(Excerpts from a figure dataset)
· · ·
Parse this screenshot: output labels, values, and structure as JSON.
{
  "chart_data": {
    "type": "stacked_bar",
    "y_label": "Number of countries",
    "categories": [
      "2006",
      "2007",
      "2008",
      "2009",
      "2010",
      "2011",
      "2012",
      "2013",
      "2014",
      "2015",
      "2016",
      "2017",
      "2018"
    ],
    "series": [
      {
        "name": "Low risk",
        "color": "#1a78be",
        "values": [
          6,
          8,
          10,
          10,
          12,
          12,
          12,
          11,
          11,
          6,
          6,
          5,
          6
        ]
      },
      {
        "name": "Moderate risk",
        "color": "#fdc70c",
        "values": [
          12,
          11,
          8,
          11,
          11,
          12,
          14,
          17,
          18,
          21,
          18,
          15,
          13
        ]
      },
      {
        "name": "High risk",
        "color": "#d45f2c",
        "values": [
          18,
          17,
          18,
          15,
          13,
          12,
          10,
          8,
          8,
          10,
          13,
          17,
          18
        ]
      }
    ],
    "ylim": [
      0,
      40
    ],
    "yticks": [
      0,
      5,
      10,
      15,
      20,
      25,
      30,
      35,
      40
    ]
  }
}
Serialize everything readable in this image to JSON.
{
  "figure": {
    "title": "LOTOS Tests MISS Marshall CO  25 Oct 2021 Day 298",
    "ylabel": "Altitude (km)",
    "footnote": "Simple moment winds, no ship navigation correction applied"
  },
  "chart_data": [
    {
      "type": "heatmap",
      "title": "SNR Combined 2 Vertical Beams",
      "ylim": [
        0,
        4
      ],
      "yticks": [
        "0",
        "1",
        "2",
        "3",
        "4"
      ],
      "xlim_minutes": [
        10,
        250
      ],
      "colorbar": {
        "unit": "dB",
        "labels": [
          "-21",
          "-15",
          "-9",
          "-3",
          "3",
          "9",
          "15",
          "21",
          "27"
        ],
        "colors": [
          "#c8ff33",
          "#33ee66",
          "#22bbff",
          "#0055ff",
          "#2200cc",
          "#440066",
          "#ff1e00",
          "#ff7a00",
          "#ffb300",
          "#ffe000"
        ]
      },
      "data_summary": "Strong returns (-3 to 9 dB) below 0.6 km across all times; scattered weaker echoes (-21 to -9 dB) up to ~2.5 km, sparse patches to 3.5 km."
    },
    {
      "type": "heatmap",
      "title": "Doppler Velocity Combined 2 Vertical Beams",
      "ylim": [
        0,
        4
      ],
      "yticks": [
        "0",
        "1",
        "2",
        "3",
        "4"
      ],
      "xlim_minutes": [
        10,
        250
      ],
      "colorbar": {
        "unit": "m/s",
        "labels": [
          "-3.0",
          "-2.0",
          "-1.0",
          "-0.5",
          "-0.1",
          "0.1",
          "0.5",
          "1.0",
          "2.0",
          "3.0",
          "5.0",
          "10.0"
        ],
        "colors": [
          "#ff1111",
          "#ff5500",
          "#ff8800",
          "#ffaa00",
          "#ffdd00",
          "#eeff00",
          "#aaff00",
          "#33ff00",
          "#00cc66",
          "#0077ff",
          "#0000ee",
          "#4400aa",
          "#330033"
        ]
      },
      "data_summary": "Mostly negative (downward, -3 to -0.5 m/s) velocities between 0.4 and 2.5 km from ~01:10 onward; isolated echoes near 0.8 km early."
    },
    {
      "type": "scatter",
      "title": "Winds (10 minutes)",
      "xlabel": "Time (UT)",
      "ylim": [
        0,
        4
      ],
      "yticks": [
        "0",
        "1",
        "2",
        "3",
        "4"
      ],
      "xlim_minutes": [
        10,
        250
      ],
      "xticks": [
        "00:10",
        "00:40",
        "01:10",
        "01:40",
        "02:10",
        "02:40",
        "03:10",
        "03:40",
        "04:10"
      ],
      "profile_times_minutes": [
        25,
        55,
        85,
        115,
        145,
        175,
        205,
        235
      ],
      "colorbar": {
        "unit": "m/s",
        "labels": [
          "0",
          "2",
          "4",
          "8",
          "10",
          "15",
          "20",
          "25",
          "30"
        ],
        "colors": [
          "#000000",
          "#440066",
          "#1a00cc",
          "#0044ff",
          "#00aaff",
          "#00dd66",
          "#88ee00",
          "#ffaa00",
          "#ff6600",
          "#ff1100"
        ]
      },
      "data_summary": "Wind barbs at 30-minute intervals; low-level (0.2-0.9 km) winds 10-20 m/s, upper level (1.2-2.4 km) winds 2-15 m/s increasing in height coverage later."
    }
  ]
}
· · ·
TASK DIRECTIONS
Above are the records; retype them all without a single difference.

EXERCISE RESULT
Parse this screenshot: output labels, values, and structure as JSON.
{
  "chart_data": {
    "type": "stacked_bar",
    "y_label": "Number of countries",
    "categories": [
      "2006",
      "2007",
      "2008",
      "2009",
      "2010",
      "2011",
      "2012",
      "2013",
      "2014",
      "2015",
      "2016",
      "2017",
      "2018"
    ],
    "series": [
      {
        "name": "Low risk",
        "color": "#1a78be",
        "values": [
          6,
          8,
          10,
          10,
          12,
          12,
          12,
          11,
          11,
          6,
          6,
          5,
          6
        ]
      },
      {
        "name": "Moderate risk",
        "color": "#fdc70c",
        "values": [
          12,
          11,
          8,
          11,
          11,
          12,
          14,
          17,
          18,
          21,
          18,
          15,
          13
        ]
      },
      {
        "name": "High risk",
        "color": "#d45f2c",
        "values": [
          18,
          17,
          18,
          15,
          13,
          12,
          10,
          8,
          8,
          10,
          13,
          17,
          18
        ]
      }
    ],
    "ylim": [
      0,
      40
    ],
    "yticks": [
      0,
      5,
      10,
      15,
      20,
      25,
      30,
      35,
      40
    ]
  }
}
Serialize everything readable in this image to JSON.
{
  "figure": {
    "title": "LOTOS Tests MISS Marshall CO  25 Oct 2021 Day 298",
    "ylabel": "Altitude (km)",
    "footnote": "Simple moment winds, no ship navigation correction applied"
  },
  "chart_data": [
    {
      "type": "heatmap",
      "title": "SNR Combined 2 Vertical Beams",
      "ylim": [
        0,
        4
      ],
      "yticks": [
        "0",
        "1",
        "2",
        "3",
        "4"
      ],
      "xlim_minutes": [
        10,
        250
      ],
      "colorbar": {
        "unit": "dB",
        "labels": [
          "-21",
          "-15",
          "-9",
          "-3",
          "3",
          "9",
          "15",
          "21",
          "27"
        ],
        "colors": [
          "#c8ff33",
          "#33ee66",
          "#22bbff",
          "#0055ff",
          "#2200cc",
          "#440066",
          "#ff1e00",
          "#ff7a00",
          "#ffb300",
          "#ffe000"
        ]
      },
      "data_summary": "Strong returns (-3 to 9 dB) below 0.6 km across all times; scattered weaker echoes (-21 to -9 dB) up to ~2.5 km, sparse patches to 3.5 km."
    },
    {
      "type": "heatmap",
      "title": "Doppler Velocity Combined 2 Vertical Beams",
      "ylim": [
        0,
        4
      ],
      "yticks": [
        "0",
        "1",
        "2",
        "3",
        "4"
      ],
      "xlim_minutes": [
        10,
        250
      ],
      "colorbar": {
        "unit": "m/s",
        "labels": [
          "-3.0",
          "-2.0",
          "-1.0",
          "-0.5",
          "-0.1",
          "0.1",
          "0.5",
          "1.0",
          "2.0",
          "3.0",
          "5.0",
          "10.0"
        ],
        "colors": [
          "#ff1111",
          "#ff5500",
          "#ff8800",
          "#ffaa00",
          "#ffdd00",
          "#eeff00",
          "#aaff00",
          "#33ff00",
          "#00cc66",
          "#0077ff",
          "#0000ee",
          "#4400aa",
          "#330033"
        ]
      },
      "data_summary": "Mostly negative (downward, -3 to -0.5 m/s) velocities between 0.4 and 2.5 km from ~01:10 onward; isolated echoes near 0.8 km early."
    },
    {
      "type": "scatter",
      "title": "Winds (10 minutes)",
      "xlabel": "Time (UT)",
      "ylim": [
        0,
        4
      ],
      "yticks": [
        "0",
        "1",
        "2",
        "3",
        "4"
      ],
      "xlim_minutes": [
        10,
        250
      ],
      "xticks": [
        "00:10",
        "00:40",
        "01:10",
        "01:40",
        "02:10",
        "02:40",
        "03:10",
        "03:40",
        "04:10"
      ],
      "profile_times_minutes": [
        25,
        55,
        85,
        115,
        145,
        175,
        205,
        235
      ],
      "colorbar": {
        "unit": "m/s",
        "labels": [
          "0",
          "2",
          "4",
          "8",
          "10",
          "15",
          "20",
          "25",
          "30"
        ],
        "colors": [
          "#000000",
          "#440066",
          "#1a00cc",
          "#0044ff",
          "#00aaff",
          "#00dd66",
          "#88ee00",
          "#ffaa00",
          "#ff6600",
          "#ff1100"
        ]
      },
      "data_summary": "Wind barbs at 30-minute intervals; low-level (0.2-0.9 km) winds 10-20 m/s, upper level (1.2-2.4 km) winds 2-15 m/s increasing in height coverage later."
    }
  ]
}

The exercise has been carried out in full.